# Text provided start
Detailed Description

Complete technical specification and implementation details from the patent document.

This application claims the benefit of U.S. Provisional Patent Application No. 63/649,700, filed on filed on May 20, 2024, and U.S. Provisional Patent Application No. 63/685,209, filed on filed on Aug. 20, 2024, all of which are herein incorporated by reference in their entirety.

This disclosure relates to processor designs and specifically to designs of processors that accelerate machine learning operations.

The demands of artificial intelligence (AI) applications have underscored the need for specialized computational frameworks tailored to AI-centric tasks. Traditional processors, while adept at executing general-purpose computations, often face significant inefficiencies when confronted with the intricate algorithms and data-intensive workflows intrinsic to AI processing. The advent of AI processors, purposefully designed to expedite AI-related computations, addresses this pressing need for optimized performance and efficiency. These specialized chips integrate innovative architectural features and are tailored explicitly for the unique demands of AI workloads.

The accelerating complexity of AI algorithms, including deep learning, highlights the need for computational infrastructures capable of handling vast datasets and performing millions of calculations per second with minimal latency. Conventional processors, constrained by their architecture and instruction sets optimized for traditional computing tasks, falter in meeting these demands efficiently. By harnessing the power of AI processors, organizations can unlock transformative potentials in diverse sectors.

Disclosed herein relates to example embodiments of an artificial-intelligence-accelerating (AI-accelerating) processor system, including: memory configured to store a value of a matrix, the value stored in the memory at a first precision level; and a systolic array configured to perform matrix multiplication involving the matrix, the systolic array including: a plurality of rounding circuits, each rounding circuit configured to round the value at the first precision level to a second precision level that is lower than the first precision level, wherein at least a first rounding circuit and a second rounding circuit in the plurality of rounding circuits are configured to round the same value differently to respectively generate at least a first rounded value and a second rounded value different from the first rounded value; and a plurality of processing elements that are configured to receive a version of the value in one or more collective operations, wherein at least a first processing element and a second processing element in the plurality of the processing elements are configured to perform computations of the matrix multiplication involving the value by respectively using the first rounded value and the second rounded value.
# Text provided end
__Written problem__. Copy the patent description from "This application claims" up to and including "in their entirety.", changing "benefit" to "priority". The data come from a different source than the patent description.
# Data start
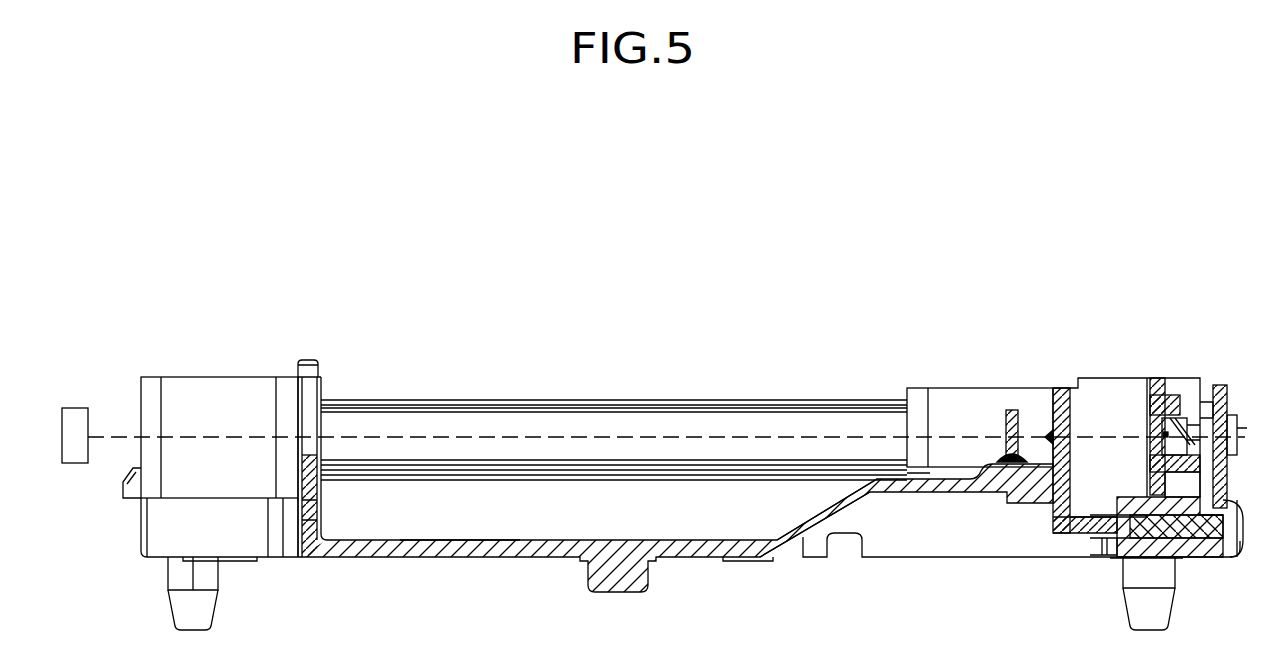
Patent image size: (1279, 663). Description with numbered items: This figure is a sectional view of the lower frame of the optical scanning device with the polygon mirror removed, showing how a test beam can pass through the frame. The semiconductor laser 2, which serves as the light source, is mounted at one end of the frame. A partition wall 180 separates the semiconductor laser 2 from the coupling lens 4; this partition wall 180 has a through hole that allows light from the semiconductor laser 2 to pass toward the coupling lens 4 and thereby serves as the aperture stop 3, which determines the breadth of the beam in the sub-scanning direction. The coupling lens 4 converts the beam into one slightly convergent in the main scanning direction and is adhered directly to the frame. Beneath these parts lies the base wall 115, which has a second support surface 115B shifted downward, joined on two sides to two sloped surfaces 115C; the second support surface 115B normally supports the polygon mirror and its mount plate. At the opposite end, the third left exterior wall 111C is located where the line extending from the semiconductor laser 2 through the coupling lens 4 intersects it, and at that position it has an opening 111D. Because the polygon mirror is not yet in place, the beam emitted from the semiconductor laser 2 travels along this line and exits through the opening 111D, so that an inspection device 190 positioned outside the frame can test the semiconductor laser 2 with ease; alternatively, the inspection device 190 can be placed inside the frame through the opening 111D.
# Data end
__Output for this exercise__.
This application claims the priority of U.S. Provisional Patent Application No. 63/649,700, filed on filed on May 20, 2024, and U.S. Provisional Patent Application No. 63/685,209, filed on filed on Aug. 20, 2024, all of which are herein incorporated by reference in their entirety.